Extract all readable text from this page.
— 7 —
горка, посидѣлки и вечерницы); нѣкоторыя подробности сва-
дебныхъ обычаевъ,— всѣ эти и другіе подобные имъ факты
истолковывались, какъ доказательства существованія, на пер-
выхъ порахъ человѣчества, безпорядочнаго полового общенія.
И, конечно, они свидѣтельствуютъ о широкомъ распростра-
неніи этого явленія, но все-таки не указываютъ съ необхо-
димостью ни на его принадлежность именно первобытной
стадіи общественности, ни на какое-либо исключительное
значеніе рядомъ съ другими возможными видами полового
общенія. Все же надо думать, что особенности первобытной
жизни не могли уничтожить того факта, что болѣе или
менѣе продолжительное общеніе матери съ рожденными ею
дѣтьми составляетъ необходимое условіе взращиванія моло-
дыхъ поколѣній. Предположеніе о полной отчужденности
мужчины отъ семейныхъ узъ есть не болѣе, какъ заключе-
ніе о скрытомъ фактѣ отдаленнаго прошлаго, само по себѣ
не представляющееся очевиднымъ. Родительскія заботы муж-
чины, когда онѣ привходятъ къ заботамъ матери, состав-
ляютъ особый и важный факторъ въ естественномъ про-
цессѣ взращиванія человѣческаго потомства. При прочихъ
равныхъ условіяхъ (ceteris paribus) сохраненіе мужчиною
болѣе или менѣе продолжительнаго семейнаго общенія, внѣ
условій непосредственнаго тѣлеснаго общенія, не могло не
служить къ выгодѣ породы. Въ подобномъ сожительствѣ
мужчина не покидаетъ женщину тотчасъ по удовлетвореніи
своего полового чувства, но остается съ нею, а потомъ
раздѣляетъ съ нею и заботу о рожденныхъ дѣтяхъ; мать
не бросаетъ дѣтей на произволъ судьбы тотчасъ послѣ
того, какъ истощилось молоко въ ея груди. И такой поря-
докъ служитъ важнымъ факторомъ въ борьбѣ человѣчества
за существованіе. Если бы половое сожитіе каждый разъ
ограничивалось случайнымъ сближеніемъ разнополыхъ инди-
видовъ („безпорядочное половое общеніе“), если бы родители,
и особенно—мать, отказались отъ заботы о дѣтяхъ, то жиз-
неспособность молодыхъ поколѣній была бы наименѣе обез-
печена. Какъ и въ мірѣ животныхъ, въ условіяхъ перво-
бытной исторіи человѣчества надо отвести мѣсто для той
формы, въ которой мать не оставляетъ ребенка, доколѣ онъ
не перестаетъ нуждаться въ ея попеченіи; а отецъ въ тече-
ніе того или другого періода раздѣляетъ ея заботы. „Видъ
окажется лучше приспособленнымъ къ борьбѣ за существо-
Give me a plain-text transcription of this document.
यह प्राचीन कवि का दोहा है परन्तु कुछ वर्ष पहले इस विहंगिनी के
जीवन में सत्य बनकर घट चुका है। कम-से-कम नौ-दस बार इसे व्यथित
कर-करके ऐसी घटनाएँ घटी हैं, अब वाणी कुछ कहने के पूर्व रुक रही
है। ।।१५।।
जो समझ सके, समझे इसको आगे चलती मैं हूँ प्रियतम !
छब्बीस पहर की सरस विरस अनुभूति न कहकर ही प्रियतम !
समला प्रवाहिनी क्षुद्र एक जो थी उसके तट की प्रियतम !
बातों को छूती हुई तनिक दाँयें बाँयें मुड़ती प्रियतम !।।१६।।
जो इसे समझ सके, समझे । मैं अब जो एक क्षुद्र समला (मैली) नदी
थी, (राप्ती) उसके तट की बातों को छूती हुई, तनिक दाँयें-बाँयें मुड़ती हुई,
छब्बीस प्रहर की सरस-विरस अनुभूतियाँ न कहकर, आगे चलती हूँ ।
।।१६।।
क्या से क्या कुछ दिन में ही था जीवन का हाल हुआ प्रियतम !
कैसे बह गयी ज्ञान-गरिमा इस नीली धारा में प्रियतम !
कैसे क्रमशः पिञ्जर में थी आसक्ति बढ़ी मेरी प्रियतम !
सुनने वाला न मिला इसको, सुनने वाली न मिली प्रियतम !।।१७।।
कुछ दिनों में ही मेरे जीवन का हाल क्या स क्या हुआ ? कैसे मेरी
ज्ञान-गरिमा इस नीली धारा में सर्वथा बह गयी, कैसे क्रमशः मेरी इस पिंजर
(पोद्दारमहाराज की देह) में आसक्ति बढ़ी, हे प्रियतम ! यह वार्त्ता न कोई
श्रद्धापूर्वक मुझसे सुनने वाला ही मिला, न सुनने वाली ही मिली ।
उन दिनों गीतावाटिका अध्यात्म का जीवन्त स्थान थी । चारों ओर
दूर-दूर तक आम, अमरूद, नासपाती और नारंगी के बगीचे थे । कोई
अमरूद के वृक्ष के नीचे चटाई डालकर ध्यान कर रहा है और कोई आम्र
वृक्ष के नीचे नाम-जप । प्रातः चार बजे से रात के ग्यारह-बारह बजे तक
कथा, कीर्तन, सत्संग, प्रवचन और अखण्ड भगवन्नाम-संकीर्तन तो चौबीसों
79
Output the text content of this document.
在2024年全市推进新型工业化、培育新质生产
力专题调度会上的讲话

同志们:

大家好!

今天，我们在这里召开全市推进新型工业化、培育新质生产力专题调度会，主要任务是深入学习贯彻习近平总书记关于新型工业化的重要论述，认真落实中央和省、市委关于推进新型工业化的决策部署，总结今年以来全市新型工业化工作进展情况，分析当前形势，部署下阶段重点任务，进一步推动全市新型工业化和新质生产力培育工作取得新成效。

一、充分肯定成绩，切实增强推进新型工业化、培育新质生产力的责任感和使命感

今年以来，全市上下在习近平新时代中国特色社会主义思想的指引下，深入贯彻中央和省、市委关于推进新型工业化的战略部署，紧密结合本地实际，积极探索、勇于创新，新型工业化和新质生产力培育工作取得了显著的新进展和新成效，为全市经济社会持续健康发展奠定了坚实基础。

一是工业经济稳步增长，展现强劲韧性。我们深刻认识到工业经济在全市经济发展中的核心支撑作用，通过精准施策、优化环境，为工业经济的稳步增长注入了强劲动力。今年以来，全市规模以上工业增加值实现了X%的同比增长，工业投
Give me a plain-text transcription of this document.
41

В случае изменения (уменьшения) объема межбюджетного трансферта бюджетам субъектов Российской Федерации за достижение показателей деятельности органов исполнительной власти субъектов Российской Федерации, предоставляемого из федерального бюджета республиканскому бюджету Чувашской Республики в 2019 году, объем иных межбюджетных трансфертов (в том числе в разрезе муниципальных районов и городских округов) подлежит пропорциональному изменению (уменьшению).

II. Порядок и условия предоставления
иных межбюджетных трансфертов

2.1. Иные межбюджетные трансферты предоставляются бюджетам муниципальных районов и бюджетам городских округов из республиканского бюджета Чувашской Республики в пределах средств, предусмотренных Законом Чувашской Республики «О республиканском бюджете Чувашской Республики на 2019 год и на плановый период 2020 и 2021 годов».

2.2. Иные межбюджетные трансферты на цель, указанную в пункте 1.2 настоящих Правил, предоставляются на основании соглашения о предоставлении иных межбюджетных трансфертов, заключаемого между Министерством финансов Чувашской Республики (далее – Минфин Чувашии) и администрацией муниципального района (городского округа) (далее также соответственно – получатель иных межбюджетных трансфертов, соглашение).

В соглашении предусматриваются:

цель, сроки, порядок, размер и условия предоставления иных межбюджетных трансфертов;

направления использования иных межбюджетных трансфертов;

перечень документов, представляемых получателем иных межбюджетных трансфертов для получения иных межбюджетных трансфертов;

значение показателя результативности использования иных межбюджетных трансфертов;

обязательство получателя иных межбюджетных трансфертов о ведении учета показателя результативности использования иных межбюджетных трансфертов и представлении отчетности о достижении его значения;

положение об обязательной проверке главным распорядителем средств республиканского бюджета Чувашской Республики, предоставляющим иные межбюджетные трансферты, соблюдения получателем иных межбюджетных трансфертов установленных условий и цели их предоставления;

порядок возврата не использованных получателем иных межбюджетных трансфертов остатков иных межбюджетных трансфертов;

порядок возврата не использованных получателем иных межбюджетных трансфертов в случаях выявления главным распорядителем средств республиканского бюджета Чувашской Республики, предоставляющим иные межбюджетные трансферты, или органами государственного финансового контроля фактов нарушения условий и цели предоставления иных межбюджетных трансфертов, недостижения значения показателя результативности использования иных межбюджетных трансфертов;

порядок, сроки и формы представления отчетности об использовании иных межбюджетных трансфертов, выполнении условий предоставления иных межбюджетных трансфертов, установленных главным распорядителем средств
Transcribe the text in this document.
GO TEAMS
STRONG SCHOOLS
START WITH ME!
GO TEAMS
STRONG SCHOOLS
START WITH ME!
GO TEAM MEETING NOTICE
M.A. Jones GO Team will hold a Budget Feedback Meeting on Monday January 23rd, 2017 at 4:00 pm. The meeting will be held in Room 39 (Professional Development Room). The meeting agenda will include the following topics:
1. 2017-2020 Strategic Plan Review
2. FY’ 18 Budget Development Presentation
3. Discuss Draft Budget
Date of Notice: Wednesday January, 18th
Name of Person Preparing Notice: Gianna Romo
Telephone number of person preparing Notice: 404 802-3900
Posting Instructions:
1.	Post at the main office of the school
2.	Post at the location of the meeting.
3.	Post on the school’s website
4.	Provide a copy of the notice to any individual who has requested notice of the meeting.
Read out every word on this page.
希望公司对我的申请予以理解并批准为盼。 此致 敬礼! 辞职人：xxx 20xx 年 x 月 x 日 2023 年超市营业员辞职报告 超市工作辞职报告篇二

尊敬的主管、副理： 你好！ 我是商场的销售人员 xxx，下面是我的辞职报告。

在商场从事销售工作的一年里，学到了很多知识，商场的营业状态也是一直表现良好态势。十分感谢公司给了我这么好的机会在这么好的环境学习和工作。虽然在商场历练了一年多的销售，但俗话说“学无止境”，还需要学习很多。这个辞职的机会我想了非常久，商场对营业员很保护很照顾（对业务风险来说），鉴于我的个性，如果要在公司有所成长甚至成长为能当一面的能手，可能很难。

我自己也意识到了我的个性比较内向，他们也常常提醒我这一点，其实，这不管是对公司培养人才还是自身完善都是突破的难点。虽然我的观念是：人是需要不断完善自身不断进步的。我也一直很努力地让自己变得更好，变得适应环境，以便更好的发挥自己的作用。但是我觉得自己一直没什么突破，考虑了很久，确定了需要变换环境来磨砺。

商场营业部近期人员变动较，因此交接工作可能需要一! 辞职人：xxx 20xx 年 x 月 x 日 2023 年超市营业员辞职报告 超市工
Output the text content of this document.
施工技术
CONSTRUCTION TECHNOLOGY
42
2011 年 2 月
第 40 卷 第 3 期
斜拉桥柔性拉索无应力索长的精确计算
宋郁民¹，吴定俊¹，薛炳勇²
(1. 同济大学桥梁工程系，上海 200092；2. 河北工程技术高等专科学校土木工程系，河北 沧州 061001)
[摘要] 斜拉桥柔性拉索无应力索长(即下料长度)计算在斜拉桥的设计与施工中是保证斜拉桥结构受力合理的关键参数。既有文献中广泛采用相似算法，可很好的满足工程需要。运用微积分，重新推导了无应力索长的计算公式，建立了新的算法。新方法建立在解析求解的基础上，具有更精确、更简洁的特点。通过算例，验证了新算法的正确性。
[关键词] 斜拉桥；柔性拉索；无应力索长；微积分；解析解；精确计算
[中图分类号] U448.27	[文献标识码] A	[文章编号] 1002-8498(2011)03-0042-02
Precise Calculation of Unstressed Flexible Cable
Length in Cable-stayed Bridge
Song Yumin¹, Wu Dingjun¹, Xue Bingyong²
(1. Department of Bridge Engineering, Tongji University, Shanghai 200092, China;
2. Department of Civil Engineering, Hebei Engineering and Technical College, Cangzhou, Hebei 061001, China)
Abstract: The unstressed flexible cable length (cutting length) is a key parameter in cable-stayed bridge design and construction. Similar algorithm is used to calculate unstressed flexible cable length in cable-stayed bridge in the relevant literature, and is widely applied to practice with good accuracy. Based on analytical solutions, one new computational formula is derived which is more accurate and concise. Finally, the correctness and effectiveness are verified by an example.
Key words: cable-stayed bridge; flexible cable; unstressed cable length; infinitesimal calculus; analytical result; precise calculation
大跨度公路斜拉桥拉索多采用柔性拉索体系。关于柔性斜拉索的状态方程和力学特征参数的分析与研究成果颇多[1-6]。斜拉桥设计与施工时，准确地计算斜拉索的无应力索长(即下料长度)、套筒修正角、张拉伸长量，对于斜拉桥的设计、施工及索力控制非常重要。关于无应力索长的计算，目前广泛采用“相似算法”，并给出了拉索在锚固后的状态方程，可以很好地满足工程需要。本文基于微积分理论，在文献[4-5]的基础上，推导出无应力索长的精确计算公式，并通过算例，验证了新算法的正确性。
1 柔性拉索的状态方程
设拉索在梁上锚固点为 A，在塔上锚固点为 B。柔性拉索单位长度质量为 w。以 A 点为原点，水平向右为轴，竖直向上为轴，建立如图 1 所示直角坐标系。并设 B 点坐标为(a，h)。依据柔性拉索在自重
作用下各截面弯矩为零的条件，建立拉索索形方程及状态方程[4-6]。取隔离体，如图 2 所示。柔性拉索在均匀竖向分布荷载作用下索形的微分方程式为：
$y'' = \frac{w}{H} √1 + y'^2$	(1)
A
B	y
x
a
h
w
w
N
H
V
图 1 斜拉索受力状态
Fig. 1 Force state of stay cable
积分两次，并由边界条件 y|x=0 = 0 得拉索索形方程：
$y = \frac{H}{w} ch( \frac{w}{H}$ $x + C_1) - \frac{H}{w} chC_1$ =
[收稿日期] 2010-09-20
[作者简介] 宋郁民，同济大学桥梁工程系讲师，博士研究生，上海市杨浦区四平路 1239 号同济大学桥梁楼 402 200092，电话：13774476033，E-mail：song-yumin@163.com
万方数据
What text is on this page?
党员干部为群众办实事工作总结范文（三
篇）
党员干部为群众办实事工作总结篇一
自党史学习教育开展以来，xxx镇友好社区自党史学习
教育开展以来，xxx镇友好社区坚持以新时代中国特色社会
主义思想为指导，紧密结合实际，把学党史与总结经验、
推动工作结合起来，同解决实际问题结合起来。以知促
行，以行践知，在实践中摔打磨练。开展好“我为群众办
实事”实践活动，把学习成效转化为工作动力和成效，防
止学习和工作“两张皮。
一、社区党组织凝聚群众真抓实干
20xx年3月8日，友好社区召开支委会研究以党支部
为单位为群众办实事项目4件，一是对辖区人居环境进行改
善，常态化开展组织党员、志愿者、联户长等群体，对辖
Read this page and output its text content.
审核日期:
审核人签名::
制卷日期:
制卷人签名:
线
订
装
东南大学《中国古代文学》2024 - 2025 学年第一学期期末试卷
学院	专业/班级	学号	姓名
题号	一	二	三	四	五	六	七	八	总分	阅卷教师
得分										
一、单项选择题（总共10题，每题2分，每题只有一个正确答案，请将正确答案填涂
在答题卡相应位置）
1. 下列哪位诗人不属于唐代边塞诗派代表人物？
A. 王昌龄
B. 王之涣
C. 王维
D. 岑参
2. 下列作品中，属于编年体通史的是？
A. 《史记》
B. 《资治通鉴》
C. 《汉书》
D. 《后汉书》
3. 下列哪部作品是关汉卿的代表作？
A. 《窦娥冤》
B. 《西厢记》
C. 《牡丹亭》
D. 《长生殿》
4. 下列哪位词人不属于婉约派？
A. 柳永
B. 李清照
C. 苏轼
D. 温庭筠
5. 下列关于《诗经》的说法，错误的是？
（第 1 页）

....

Pick out and copy the lines of the entries that hold the string "Department".

• Result for this task:
(1. Department of Bridge Engineering, Tongji University, Shanghai 200092, China;
2. Department of Civil Engineering, Hebei Engineering and Technical College, Cangzhou, Hebei 061001, China)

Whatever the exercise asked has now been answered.